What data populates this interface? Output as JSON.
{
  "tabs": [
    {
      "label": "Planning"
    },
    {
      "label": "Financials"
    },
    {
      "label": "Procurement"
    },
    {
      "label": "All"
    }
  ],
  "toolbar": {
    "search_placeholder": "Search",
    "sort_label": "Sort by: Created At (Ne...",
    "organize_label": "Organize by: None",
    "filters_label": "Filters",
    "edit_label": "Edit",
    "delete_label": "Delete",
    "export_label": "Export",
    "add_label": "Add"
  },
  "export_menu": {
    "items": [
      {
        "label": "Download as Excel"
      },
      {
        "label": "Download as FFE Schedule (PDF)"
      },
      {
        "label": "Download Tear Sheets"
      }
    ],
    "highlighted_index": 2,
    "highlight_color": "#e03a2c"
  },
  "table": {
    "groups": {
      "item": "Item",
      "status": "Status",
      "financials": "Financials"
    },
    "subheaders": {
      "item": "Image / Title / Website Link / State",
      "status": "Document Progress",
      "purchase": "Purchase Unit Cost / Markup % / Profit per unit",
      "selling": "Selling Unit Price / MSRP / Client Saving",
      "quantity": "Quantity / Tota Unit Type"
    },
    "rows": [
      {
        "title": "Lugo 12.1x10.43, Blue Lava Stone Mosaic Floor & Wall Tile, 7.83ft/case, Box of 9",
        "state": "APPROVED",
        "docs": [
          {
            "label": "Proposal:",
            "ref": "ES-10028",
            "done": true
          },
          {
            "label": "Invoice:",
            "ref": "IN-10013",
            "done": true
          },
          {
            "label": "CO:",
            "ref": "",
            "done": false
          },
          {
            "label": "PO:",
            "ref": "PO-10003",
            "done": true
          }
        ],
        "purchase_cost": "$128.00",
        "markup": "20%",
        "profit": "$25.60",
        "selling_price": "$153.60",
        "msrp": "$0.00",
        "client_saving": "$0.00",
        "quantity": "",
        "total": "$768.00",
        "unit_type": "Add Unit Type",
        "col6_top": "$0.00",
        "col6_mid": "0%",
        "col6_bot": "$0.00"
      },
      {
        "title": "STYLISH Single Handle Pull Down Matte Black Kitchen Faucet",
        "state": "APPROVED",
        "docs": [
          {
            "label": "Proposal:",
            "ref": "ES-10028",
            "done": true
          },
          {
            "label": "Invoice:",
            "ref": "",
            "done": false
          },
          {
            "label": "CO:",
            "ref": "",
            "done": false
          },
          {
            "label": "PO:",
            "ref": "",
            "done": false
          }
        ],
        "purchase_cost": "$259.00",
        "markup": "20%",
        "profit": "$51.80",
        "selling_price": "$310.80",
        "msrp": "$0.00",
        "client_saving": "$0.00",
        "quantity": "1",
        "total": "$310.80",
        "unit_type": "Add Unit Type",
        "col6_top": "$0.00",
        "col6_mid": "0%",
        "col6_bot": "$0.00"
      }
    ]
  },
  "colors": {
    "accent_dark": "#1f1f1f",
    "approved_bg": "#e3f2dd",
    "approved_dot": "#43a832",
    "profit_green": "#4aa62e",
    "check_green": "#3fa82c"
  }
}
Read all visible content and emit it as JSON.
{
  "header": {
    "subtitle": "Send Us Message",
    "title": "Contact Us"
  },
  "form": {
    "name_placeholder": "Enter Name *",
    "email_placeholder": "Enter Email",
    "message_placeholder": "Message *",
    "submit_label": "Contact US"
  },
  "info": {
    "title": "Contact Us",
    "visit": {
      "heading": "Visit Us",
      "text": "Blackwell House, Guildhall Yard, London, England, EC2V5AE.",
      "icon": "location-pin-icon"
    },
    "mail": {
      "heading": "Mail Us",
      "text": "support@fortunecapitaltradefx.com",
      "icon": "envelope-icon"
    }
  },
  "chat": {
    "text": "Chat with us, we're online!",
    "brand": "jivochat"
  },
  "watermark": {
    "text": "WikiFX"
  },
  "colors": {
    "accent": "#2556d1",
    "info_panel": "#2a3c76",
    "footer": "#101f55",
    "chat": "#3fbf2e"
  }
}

§ YOUR INSTRUCTIONS
Find the word "Contact" in the records and pull out each line that has it.

§ EXERCISE RESULT
    "title": "Contact Us"
    "submit_label": "Contact US"
    "title": "Contact Us",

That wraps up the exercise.